WRITTEN INSTRUCTION> Can you copy the entries out word for word, starting at the very first one and stopping after the entry that contains "paragraph: Następujące funkcje", with that entry included?

DATA LINES start

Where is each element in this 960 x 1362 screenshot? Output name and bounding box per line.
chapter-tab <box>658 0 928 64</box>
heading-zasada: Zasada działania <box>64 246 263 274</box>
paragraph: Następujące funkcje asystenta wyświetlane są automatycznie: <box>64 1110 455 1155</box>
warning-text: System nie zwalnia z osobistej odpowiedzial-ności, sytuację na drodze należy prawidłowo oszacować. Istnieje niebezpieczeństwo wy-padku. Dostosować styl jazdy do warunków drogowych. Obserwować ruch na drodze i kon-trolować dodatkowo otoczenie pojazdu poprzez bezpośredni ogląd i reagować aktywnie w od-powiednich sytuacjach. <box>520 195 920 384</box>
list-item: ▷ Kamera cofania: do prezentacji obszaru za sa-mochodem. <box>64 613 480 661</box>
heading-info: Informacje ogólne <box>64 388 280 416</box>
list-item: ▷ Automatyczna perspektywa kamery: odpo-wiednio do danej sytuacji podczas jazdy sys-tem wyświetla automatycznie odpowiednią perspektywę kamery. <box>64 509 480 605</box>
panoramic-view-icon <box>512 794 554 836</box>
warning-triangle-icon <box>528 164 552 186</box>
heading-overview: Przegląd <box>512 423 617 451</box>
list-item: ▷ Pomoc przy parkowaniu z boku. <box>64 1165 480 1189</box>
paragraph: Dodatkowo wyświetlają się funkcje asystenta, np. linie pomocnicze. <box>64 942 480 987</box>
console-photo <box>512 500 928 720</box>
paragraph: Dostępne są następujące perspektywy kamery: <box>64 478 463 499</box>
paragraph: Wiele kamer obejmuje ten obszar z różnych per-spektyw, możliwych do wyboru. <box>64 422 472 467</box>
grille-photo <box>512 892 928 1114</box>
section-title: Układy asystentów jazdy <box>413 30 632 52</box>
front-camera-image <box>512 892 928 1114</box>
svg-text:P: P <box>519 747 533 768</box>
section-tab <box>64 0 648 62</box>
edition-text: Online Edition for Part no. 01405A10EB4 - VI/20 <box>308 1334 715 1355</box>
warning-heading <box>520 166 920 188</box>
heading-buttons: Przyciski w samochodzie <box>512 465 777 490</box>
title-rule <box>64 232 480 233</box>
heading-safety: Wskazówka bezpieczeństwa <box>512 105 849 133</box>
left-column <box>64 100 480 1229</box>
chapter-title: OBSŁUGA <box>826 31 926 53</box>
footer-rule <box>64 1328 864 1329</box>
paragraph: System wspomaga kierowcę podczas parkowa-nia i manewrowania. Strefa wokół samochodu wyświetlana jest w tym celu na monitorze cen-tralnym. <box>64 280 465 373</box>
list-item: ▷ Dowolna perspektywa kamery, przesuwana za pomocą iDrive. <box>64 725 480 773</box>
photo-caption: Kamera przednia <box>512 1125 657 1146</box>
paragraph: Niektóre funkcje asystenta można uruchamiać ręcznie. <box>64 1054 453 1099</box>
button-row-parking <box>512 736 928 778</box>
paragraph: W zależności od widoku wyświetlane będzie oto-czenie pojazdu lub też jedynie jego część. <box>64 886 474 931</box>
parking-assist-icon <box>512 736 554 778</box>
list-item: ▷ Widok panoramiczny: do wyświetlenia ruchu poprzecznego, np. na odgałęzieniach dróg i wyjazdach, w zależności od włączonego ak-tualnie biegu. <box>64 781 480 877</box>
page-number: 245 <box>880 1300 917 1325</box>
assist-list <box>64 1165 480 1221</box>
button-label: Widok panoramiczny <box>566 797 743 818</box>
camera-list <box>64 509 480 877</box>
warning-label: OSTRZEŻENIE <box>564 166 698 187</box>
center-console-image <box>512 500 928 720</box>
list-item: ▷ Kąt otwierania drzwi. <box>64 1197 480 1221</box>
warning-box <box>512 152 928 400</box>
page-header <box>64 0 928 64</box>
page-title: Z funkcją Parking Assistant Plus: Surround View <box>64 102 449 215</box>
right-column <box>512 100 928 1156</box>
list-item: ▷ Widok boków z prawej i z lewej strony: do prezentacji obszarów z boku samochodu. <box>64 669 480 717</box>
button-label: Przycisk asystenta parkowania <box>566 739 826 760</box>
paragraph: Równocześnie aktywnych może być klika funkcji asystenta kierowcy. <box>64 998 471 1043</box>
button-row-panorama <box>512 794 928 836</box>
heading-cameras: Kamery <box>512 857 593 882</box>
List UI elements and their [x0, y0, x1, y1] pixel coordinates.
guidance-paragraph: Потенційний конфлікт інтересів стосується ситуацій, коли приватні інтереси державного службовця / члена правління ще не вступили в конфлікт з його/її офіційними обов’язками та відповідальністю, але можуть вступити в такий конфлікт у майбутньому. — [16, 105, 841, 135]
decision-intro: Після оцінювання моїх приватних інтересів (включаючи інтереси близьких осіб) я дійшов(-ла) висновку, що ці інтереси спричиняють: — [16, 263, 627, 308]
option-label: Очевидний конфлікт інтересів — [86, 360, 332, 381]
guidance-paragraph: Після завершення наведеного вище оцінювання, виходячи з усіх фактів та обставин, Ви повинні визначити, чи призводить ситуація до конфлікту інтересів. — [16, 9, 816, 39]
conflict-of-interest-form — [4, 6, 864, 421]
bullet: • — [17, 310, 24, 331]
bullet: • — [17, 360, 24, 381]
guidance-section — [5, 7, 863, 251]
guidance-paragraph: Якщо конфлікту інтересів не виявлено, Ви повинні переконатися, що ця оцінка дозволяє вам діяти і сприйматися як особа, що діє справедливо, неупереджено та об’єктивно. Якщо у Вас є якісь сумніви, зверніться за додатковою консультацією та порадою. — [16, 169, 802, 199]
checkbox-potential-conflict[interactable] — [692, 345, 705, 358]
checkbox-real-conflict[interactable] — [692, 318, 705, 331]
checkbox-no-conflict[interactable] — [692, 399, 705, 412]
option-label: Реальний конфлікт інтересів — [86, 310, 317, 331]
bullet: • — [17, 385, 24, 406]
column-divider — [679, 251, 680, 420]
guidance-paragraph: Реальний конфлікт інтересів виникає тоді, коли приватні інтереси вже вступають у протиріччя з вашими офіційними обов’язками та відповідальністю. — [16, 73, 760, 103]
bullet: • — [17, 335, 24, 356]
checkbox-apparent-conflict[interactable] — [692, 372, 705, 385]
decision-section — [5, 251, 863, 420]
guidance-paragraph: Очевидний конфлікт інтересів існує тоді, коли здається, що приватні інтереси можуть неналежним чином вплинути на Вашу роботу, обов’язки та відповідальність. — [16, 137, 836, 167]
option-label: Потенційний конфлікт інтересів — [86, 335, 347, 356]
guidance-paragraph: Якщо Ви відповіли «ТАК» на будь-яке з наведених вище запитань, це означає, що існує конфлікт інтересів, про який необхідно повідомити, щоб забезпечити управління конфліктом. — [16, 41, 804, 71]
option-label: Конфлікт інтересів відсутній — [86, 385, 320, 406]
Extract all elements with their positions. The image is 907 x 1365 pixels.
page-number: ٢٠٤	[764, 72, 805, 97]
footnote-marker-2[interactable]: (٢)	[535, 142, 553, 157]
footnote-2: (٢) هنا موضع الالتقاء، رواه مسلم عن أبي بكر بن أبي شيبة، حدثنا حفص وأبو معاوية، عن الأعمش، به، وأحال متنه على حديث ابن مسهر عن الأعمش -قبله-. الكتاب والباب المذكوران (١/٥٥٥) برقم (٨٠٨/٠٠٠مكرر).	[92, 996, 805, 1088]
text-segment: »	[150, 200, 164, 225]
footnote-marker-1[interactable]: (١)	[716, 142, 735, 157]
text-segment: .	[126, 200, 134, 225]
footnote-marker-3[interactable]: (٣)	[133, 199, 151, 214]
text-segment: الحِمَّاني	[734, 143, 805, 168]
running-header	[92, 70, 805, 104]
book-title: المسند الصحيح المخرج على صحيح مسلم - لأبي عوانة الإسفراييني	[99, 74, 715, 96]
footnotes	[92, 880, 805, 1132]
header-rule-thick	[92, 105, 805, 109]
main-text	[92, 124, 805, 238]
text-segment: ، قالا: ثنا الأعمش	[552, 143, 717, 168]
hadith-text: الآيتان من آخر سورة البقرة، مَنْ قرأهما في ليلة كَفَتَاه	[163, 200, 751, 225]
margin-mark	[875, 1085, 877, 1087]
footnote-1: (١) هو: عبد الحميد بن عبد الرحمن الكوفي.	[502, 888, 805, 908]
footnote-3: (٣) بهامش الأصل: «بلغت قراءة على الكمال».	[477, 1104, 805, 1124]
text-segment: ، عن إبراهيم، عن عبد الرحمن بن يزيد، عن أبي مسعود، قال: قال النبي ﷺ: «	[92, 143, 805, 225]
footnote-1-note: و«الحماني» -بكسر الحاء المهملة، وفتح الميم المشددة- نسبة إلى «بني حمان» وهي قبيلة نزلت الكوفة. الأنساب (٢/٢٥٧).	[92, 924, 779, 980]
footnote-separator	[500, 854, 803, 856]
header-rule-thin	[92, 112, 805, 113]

DATA LINES end

ANSWER TO THE TASK>
Where is each element in this 960 x 1362 screenshot? Output name and bounding box per line.
chapter-tab <box>658 0 928 64</box>
heading-zasada: Zasada działania <box>64 246 263 274</box>
paragraph: Następujące funkcje asystenta wyświetlane są automatycznie: <box>64 1110 455 1155</box>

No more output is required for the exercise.